Stored items:
----------

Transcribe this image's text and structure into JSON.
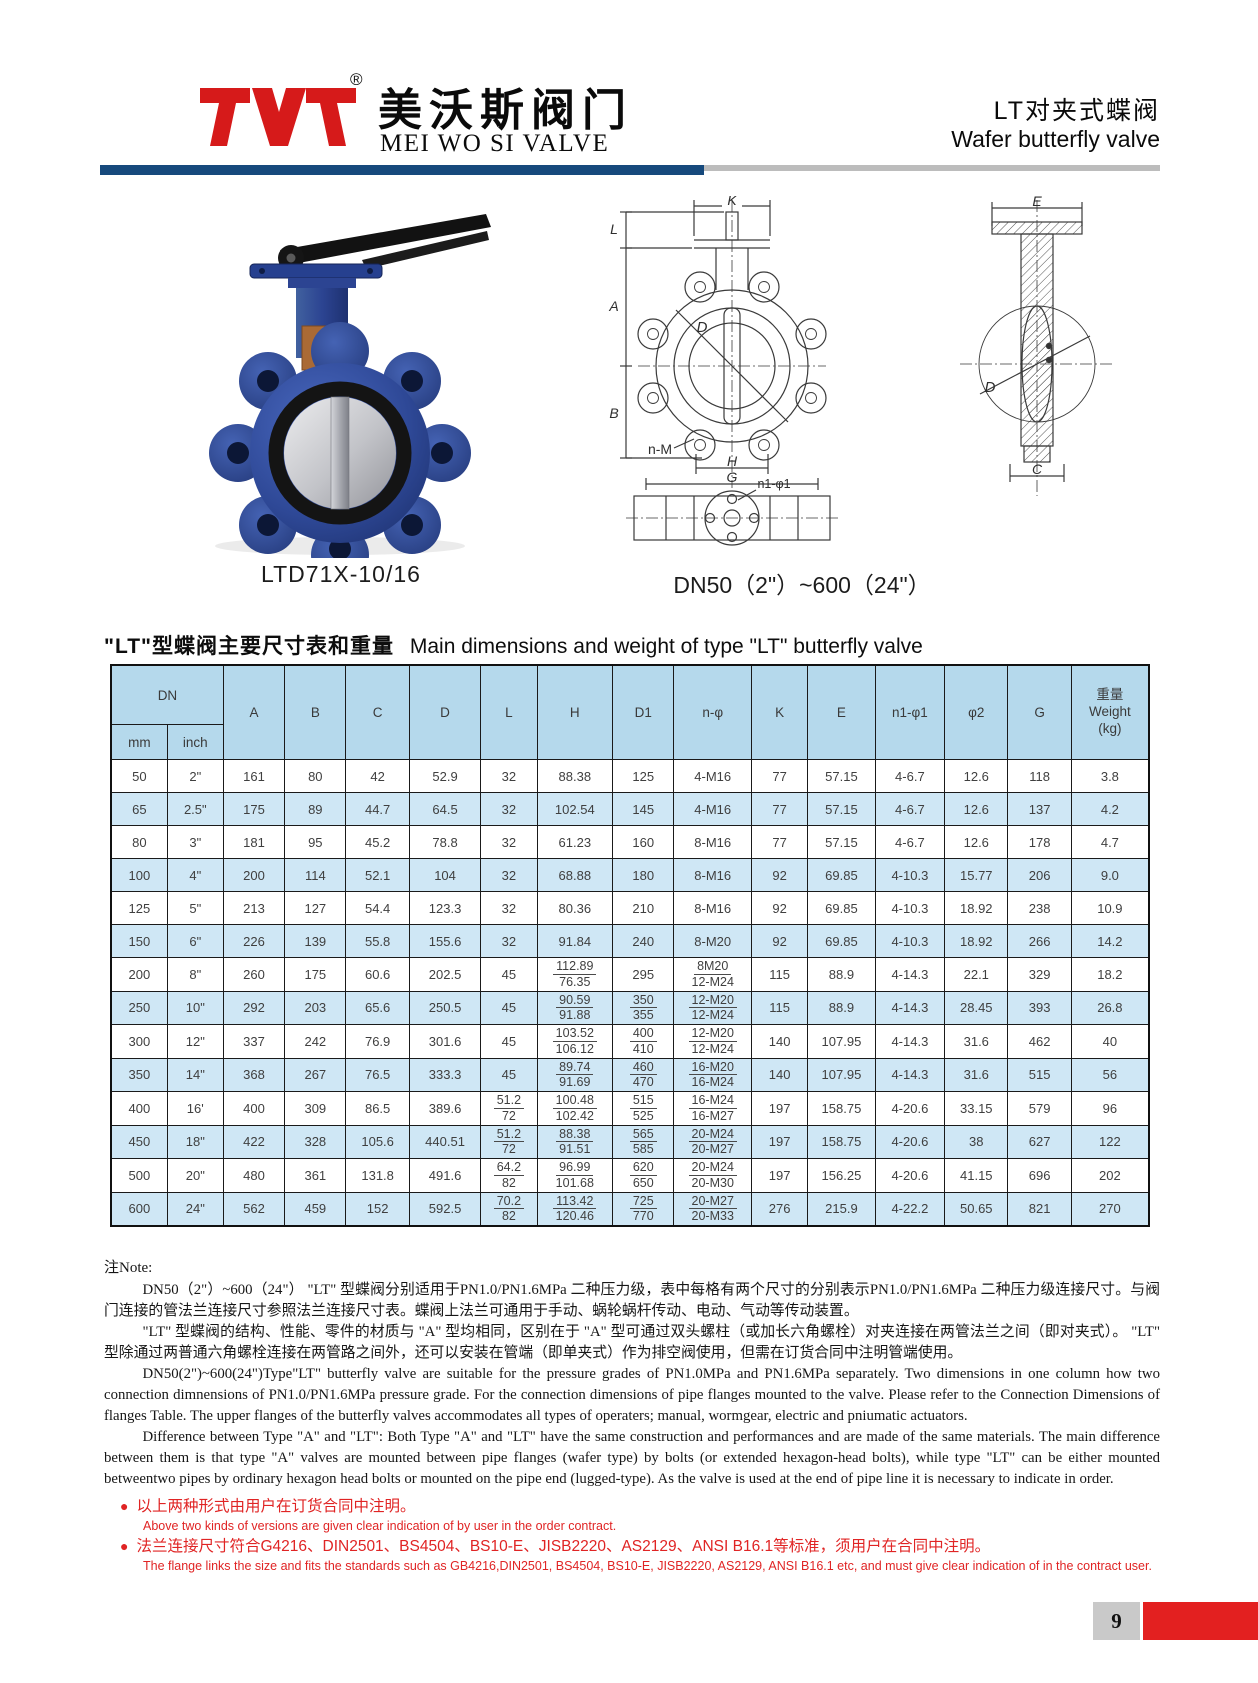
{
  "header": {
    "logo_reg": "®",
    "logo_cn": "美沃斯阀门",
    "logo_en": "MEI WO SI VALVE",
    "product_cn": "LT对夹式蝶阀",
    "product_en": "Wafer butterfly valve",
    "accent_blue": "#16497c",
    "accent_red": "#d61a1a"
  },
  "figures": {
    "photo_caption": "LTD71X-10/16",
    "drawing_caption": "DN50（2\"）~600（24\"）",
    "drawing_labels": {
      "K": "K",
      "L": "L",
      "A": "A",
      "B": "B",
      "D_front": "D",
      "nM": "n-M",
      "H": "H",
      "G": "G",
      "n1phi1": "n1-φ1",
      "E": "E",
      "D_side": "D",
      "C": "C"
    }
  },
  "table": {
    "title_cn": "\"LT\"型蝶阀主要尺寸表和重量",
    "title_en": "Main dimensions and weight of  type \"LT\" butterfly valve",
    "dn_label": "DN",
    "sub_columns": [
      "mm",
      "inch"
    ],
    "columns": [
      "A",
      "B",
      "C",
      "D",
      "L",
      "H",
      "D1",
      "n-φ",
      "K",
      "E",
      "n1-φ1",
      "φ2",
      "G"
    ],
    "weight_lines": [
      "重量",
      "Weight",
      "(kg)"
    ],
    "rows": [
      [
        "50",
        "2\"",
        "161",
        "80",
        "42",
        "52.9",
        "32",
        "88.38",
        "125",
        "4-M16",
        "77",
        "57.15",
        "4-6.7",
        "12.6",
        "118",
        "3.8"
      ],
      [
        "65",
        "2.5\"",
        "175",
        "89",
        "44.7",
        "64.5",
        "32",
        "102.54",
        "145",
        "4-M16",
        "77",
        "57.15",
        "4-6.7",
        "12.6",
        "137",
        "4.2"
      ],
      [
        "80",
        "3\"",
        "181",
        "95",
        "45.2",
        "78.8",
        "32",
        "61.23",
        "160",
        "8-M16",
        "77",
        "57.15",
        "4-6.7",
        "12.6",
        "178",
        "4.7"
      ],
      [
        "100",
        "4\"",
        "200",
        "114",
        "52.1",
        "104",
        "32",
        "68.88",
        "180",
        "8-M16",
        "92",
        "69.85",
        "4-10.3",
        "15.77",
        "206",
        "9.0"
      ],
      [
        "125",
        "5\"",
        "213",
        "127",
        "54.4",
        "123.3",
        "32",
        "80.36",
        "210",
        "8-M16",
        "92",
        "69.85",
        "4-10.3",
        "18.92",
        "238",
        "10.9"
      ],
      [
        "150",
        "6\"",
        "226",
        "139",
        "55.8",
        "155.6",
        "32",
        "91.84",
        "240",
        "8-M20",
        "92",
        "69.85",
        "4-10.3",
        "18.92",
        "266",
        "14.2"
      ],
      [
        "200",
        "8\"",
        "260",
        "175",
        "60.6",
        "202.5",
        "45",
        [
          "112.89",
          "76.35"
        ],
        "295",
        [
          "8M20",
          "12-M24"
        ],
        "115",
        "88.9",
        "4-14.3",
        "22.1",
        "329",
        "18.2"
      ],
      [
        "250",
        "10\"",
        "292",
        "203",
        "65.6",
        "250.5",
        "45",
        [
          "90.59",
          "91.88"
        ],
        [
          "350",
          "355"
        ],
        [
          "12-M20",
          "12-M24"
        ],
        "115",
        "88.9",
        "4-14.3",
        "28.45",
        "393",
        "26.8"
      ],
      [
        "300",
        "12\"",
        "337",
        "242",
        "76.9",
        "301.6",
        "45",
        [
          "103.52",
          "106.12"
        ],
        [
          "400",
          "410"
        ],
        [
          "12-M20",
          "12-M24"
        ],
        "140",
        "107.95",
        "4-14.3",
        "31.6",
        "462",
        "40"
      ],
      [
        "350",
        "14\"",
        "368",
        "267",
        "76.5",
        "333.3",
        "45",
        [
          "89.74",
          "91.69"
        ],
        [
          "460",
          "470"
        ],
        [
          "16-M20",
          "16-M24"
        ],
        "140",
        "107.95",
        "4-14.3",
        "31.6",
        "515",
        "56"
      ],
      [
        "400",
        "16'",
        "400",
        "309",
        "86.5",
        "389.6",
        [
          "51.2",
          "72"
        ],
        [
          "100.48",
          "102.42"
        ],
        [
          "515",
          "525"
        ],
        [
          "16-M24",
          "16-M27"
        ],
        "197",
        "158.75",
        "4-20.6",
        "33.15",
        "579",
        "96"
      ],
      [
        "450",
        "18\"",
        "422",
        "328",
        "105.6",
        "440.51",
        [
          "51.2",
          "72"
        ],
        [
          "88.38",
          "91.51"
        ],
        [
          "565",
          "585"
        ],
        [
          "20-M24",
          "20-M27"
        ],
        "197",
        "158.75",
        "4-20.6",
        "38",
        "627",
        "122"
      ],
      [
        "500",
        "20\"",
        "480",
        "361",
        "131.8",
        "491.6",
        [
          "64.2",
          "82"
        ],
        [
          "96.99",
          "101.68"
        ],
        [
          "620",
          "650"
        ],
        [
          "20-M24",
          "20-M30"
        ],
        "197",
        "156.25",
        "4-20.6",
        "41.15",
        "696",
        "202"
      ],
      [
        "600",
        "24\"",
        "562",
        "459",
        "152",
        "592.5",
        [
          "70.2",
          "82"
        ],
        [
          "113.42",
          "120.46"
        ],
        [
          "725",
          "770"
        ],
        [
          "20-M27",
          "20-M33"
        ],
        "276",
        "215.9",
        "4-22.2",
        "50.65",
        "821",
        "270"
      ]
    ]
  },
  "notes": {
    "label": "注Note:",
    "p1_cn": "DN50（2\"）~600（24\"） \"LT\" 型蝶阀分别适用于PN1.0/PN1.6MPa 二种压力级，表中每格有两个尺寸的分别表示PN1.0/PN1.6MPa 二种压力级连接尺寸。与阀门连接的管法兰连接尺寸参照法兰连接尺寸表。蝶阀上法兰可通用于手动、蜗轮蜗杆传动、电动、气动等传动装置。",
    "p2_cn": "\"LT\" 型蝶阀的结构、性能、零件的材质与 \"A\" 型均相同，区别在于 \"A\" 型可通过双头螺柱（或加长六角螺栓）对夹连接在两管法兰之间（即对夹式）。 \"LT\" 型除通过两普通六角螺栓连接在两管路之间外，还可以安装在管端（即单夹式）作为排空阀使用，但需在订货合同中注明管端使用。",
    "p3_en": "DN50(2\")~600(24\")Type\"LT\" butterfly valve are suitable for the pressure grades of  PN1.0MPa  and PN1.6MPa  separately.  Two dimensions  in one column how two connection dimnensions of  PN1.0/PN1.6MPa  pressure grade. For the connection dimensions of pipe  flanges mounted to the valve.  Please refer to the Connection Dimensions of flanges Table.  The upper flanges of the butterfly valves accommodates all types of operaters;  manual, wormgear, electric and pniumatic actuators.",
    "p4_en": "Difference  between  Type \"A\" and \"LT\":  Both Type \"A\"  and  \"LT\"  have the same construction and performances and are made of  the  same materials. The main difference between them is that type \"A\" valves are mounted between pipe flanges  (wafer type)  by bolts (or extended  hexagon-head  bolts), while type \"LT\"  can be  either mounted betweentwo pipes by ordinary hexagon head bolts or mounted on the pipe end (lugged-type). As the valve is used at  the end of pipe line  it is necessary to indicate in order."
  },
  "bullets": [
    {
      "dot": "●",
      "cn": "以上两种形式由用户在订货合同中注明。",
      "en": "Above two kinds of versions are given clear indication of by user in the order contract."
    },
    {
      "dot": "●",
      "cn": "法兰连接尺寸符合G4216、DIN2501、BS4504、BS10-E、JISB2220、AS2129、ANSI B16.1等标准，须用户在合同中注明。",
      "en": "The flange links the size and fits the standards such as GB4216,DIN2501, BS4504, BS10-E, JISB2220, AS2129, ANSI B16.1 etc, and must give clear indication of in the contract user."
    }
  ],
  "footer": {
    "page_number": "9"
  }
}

----------

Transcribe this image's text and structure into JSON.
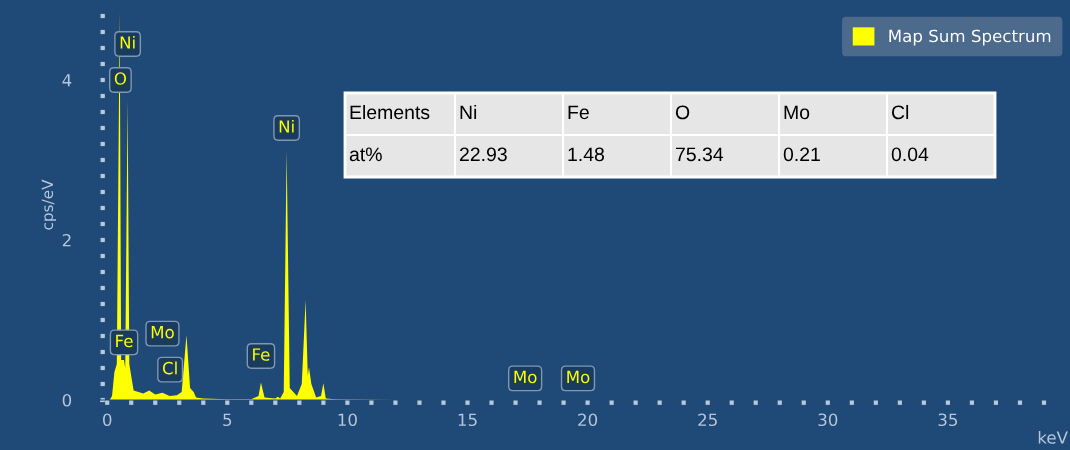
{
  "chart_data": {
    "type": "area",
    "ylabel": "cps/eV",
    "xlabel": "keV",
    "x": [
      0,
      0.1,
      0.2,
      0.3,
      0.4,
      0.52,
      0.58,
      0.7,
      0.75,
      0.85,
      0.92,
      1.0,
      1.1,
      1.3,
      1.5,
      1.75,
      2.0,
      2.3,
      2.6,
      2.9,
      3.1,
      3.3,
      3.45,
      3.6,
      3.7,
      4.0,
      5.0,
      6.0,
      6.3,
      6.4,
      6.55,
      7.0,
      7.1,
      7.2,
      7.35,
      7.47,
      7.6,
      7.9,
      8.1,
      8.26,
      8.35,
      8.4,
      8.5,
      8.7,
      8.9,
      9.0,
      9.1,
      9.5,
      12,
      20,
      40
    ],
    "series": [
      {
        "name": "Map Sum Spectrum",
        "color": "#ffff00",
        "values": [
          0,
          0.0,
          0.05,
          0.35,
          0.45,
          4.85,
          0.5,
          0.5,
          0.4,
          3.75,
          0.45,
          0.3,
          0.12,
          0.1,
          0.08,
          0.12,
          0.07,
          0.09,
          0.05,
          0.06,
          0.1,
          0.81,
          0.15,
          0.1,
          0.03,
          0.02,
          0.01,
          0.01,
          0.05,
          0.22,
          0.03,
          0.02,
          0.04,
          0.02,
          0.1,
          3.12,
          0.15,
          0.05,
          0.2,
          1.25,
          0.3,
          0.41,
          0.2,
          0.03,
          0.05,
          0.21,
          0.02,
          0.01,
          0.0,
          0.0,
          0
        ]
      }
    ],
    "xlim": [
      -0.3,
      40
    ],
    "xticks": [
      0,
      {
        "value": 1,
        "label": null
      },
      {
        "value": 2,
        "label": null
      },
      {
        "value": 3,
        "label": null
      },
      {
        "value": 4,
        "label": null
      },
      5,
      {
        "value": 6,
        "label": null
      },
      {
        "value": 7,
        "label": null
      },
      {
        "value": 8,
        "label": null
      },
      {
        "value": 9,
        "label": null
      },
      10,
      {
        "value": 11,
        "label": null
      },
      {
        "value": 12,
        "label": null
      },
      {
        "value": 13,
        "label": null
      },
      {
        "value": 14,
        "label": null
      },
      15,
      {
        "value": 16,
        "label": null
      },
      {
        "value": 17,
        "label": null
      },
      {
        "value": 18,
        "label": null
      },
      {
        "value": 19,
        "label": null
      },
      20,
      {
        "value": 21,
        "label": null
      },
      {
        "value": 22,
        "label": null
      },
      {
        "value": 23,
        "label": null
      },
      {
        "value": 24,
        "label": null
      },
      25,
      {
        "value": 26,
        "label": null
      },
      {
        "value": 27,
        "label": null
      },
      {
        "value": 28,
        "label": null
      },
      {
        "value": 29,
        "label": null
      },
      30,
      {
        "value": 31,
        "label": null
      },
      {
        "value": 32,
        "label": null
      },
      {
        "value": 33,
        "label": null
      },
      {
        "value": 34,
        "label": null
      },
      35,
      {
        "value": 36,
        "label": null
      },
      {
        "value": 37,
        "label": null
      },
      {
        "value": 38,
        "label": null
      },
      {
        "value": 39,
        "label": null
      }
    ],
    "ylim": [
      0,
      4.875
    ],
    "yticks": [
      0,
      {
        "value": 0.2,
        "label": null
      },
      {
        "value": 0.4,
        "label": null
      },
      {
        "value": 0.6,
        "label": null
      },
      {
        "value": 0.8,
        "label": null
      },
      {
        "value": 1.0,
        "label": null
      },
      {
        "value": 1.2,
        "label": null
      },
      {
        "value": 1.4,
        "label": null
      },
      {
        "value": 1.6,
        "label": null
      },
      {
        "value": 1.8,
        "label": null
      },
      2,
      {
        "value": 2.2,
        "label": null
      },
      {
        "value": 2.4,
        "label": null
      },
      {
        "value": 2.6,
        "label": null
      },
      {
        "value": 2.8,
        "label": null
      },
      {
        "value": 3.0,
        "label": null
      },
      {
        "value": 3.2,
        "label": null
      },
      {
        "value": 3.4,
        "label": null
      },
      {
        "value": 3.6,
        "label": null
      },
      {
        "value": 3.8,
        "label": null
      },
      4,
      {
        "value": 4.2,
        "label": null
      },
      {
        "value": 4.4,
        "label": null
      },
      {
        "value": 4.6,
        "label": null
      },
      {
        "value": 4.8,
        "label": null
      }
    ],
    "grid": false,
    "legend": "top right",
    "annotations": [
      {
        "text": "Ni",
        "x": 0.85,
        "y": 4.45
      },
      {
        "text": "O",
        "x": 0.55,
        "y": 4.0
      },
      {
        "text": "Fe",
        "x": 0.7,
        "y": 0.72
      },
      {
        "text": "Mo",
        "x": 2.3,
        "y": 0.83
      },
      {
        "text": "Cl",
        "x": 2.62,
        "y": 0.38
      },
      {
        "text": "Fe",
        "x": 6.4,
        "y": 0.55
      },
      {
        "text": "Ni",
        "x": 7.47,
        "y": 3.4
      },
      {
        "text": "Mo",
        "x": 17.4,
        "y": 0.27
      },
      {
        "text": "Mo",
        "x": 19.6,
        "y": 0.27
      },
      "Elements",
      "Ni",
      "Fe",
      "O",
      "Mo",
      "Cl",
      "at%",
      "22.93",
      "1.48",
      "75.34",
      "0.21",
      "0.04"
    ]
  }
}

----------

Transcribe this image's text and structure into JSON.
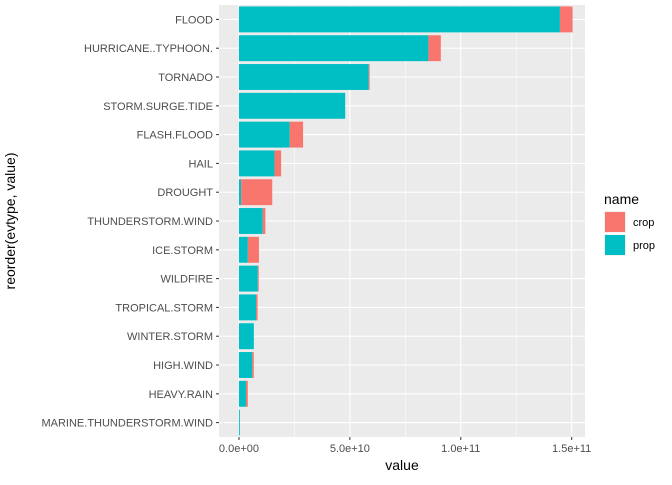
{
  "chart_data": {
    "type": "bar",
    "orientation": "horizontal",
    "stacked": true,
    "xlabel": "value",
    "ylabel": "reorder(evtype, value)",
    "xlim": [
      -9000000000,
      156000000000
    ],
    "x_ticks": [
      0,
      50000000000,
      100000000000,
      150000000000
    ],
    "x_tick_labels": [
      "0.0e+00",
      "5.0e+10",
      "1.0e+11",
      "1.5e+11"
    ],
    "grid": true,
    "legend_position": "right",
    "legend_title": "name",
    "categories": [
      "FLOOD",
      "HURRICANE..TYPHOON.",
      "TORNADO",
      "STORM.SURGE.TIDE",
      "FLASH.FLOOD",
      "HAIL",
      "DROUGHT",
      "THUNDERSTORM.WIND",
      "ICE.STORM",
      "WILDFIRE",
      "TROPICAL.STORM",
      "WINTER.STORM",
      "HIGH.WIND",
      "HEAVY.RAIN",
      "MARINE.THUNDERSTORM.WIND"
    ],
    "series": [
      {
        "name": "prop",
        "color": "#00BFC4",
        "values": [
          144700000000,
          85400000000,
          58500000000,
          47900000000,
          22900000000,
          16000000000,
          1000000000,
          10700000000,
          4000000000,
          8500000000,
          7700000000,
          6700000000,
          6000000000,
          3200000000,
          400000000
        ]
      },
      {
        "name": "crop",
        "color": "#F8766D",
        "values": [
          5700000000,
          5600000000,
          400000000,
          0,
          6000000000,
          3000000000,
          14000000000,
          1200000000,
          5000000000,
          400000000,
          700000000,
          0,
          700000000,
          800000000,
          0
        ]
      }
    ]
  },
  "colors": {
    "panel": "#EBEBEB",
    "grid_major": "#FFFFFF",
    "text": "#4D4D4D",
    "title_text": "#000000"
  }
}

----------

YOUR OBJECTIVE:
Look over the listing. Pull out every line with the string "right" in it.

WRITTEN RESPONSE:
    "legend": "top right",
    "legend_position": "right",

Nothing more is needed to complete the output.